Items from a dataset:
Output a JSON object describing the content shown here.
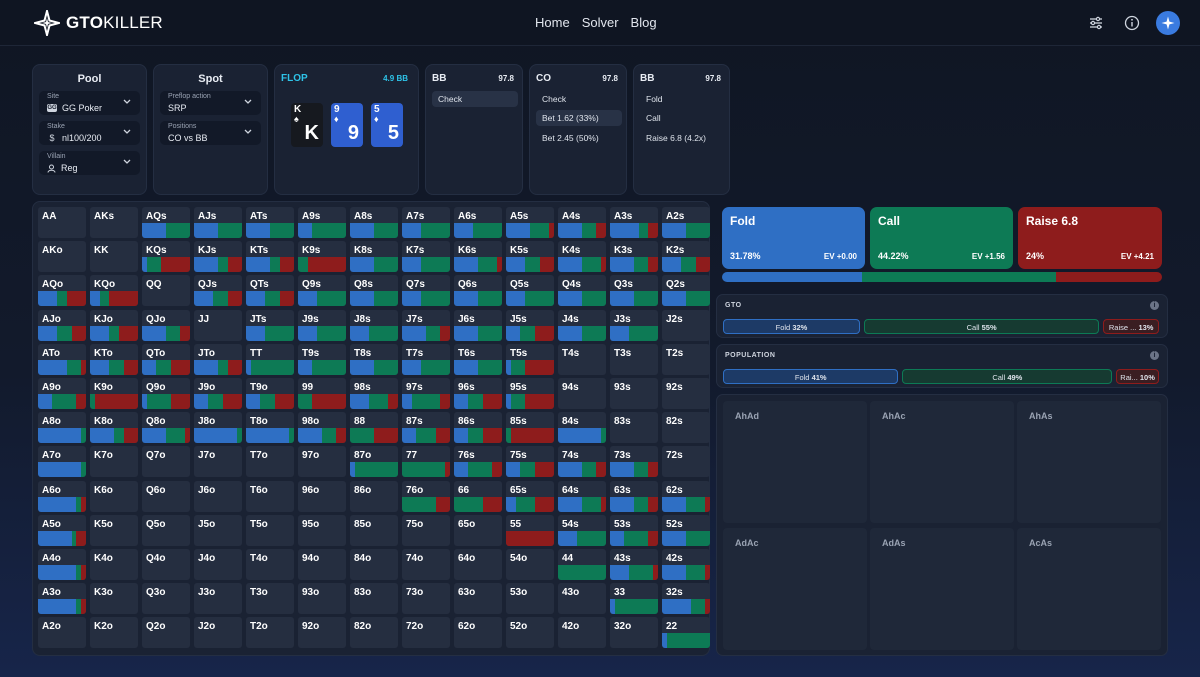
{
  "nav": {
    "brand_a": "GTO",
    "brand_b": "KILLER",
    "links": [
      "Home",
      "Solver",
      "Blog"
    ]
  },
  "pool": {
    "title": "Pool",
    "site_label": "Site",
    "site_value": "GG Poker",
    "stake_label": "Stake",
    "stake_value": "nl100/200",
    "villain_label": "Villain",
    "villain_value": "Reg"
  },
  "spot": {
    "title": "Spot",
    "preflop_label": "Preflop action",
    "preflop_value": "SRP",
    "positions_label": "Positions",
    "positions_value": "CO vs BB"
  },
  "board": {
    "street": "FLOP",
    "pot": "4.9 BB",
    "cards": [
      {
        "rank": "K",
        "suit": "♠",
        "color": "#16191f"
      },
      {
        "rank": "9",
        "suit": "♦",
        "color": "#2f5fd0"
      },
      {
        "rank": "5",
        "suit": "♦",
        "color": "#2f5fd0"
      }
    ]
  },
  "history": [
    {
      "pos": "BB",
      "stack": "97.8",
      "actions": [
        "Check"
      ],
      "selected": 0
    },
    {
      "pos": "CO",
      "stack": "97.8",
      "actions": [
        "Check",
        "Bet 1.62 (33%)",
        "Bet 2.45 (50%)"
      ],
      "selected": 1
    },
    {
      "pos": "BB",
      "stack": "97.8",
      "actions": [
        "Fold",
        "Call",
        "Raise 6.8 (4.2x)"
      ],
      "selected": -1
    }
  ],
  "summary": [
    {
      "name": "Fold",
      "pct": "31.78%",
      "ev": "EV +0.00",
      "color": "#2f6fc4",
      "frac": 0.3178
    },
    {
      "name": "Call",
      "pct": "44.22%",
      "ev": "EV +1.56",
      "color": "#0d7a55",
      "frac": 0.4422
    },
    {
      "name": "Raise 6.8",
      "pct": "24%",
      "ev": "EV +4.21",
      "color": "#8e1c1c",
      "frac": 0.24
    }
  ],
  "gto": {
    "title": "GTO",
    "info": "i",
    "items": [
      {
        "label": "Fold",
        "pct": "32%",
        "frac": 0.32
      },
      {
        "label": "Call",
        "pct": "55%",
        "frac": 0.55
      },
      {
        "label": "Raise ...",
        "pct": "13%",
        "frac": 0.13
      }
    ]
  },
  "population": {
    "title": "POPULATION",
    "info": "i",
    "items": [
      {
        "label": "Fold",
        "pct": "41%",
        "frac": 0.41
      },
      {
        "label": "Call",
        "pct": "49%",
        "frac": 0.49
      },
      {
        "label": "Rai...",
        "pct": "10%",
        "frac": 0.1
      }
    ]
  },
  "combos": [
    "AhAd",
    "AhAc",
    "AhAs",
    "AdAc",
    "AdAs",
    "AcAs"
  ],
  "colors": {
    "fold": "#2f6fc4",
    "call": "#0d7a55",
    "raise": "#8e1c1c"
  },
  "range": {
    "ranks": [
      "A",
      "K",
      "Q",
      "J",
      "T",
      "9",
      "8",
      "7",
      "6",
      "5",
      "4",
      "3",
      "2"
    ],
    "rows": [
      [
        [],
        [],
        [
          0.5,
          0.5,
          0
        ],
        [
          0.5,
          0.5,
          0
        ],
        [
          0.5,
          0.5,
          0
        ],
        [
          0.3,
          0.7,
          0
        ],
        [
          0.5,
          0.5,
          0
        ],
        [
          0.4,
          0.6,
          0
        ],
        [
          0.4,
          0.6,
          0
        ],
        [
          0.5,
          0.4,
          0.1
        ],
        [
          0.5,
          0.3,
          0.2
        ],
        [
          0.6,
          0.2,
          0.2
        ],
        [
          0.5,
          0.5,
          0
        ]
      ],
      [
        [],
        [],
        [
          0.1,
          0.3,
          0.6
        ],
        [
          0.5,
          0.2,
          0.3
        ],
        [
          0.5,
          0.2,
          0.3
        ],
        [
          0,
          0.2,
          0.8
        ],
        [
          0.5,
          0.5,
          0
        ],
        [
          0.4,
          0.6,
          0
        ],
        [
          0.5,
          0.4,
          0.1
        ],
        [
          0.4,
          0.3,
          0.3
        ],
        [
          0.5,
          0.4,
          0.1
        ],
        [
          0.5,
          0.3,
          0.2
        ],
        [
          0.4,
          0.3,
          0.3
        ]
      ],
      [
        [
          0.4,
          0.2,
          0.4
        ],
        [
          0.2,
          0.2,
          0.6
        ],
        [],
        [
          0.4,
          0.3,
          0.3
        ],
        [
          0.4,
          0.3,
          0.3
        ],
        [
          0.4,
          0.6,
          0
        ],
        [
          0.5,
          0.5,
          0
        ],
        [
          0.4,
          0.6,
          0
        ],
        [
          0.5,
          0.5,
          0
        ],
        [
          0.4,
          0.6,
          0
        ],
        [
          0.5,
          0.5,
          0
        ],
        [
          0.5,
          0.5,
          0
        ],
        [
          0.5,
          0.5,
          0
        ]
      ],
      [
        [
          0.4,
          0.3,
          0.3
        ],
        [
          0.4,
          0.2,
          0.4
        ],
        [
          0.5,
          0.3,
          0.2
        ],
        [],
        [
          0.4,
          0.6,
          0
        ],
        [
          0.4,
          0.6,
          0
        ],
        [
          0.4,
          0.6,
          0
        ],
        [
          0.5,
          0.3,
          0.2
        ],
        [
          0.5,
          0.5,
          0
        ],
        [
          0.3,
          0.3,
          0.4
        ],
        [
          0.5,
          0.5,
          0
        ],
        [
          0.4,
          0.6,
          0
        ],
        []
      ],
      [
        [
          0.6,
          0.3,
          0.1
        ],
        [
          0.4,
          0.3,
          0.3
        ],
        [
          0.3,
          0.3,
          0.4
        ],
        [
          0.5,
          0.2,
          0.3
        ],
        [
          0.1,
          0.9,
          0
        ],
        [
          0.3,
          0.7,
          0
        ],
        [
          0.5,
          0.5,
          0
        ],
        [
          0.4,
          0.6,
          0
        ],
        [
          0.5,
          0.5,
          0
        ],
        [
          0.1,
          0.3,
          0.6
        ],
        [],
        [],
        []
      ],
      [
        [
          0.3,
          0.5,
          0.2
        ],
        [
          0,
          0.1,
          0.9
        ],
        [
          0.1,
          0.5,
          0.4
        ],
        [
          0.3,
          0.3,
          0.4
        ],
        [
          0.3,
          0.3,
          0.4
        ],
        [
          0,
          0.3,
          0.7
        ],
        [
          0.4,
          0.4,
          0.2
        ],
        [
          0.2,
          0.6,
          0.2
        ],
        [
          0.3,
          0.3,
          0.4
        ],
        [
          0.1,
          0.3,
          0.6
        ],
        [],
        [],
        []
      ],
      [
        [
          0.9,
          0.1,
          0
        ],
        [
          0.5,
          0.2,
          0.3
        ],
        [
          0.5,
          0.4,
          0.1
        ],
        [
          0.9,
          0.1,
          0
        ],
        [
          0.9,
          0.1,
          0
        ],
        [
          0.5,
          0.3,
          0.2
        ],
        [
          0,
          0.5,
          0.5
        ],
        [
          0.3,
          0.4,
          0.3
        ],
        [
          0.3,
          0.3,
          0.4
        ],
        [
          0,
          0.1,
          0.9
        ],
        [
          0.9,
          0.1,
          0
        ],
        [],
        []
      ],
      [
        [
          0.9,
          0.1,
          0
        ],
        [],
        [],
        [],
        [],
        [],
        [
          0.1,
          0.9,
          0
        ],
        [
          0,
          0.9,
          0.1
        ],
        [
          0.3,
          0.5,
          0.2
        ],
        [
          0.3,
          0.3,
          0.4
        ],
        [
          0.5,
          0.3,
          0.2
        ],
        [
          0.5,
          0.3,
          0.2
        ],
        []
      ],
      [
        [
          0.8,
          0.1,
          0.1
        ],
        [],
        [],
        [],
        [],
        [],
        [],
        [
          0,
          0.7,
          0.3
        ],
        [
          0,
          0.6,
          0.4
        ],
        [
          0.2,
          0.4,
          0.4
        ],
        [
          0.5,
          0.4,
          0.1
        ],
        [
          0.5,
          0.3,
          0.2
        ],
        [
          0.5,
          0.4,
          0.1
        ]
      ],
      [
        [
          0.7,
          0.1,
          0.2
        ],
        [],
        [],
        [],
        [],
        [],
        [],
        [],
        [],
        [
          0,
          0,
          1
        ],
        [
          0.4,
          0.6,
          0
        ],
        [
          0.3,
          0.5,
          0.2
        ],
        [
          0.5,
          0.5,
          0
        ]
      ],
      [
        [
          0.8,
          0.1,
          0.1
        ],
        [],
        [],
        [],
        [],
        [],
        [],
        [],
        [],
        [],
        [
          0,
          1,
          0
        ],
        [
          0.4,
          0.5,
          0.1
        ],
        [
          0.5,
          0.4,
          0.1
        ]
      ],
      [
        [
          0.8,
          0.1,
          0.1
        ],
        [],
        [],
        [],
        [],
        [],
        [],
        [],
        [],
        [],
        [],
        [
          0.1,
          0.9,
          0
        ],
        [
          0.6,
          0.3,
          0.1
        ]
      ],
      [
        [],
        [],
        [],
        [],
        [],
        [],
        [],
        [],
        [],
        [],
        [],
        [],
        [
          0.1,
          0.9,
          0
        ]
      ]
    ]
  }
}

Problem to solve: Take every line from the data above that holds "title" and copy it out.

Answer to the task:
    "title": "Pool",
    "title": "Spot",
    "title": "GTO",
    "title": "POPULATION",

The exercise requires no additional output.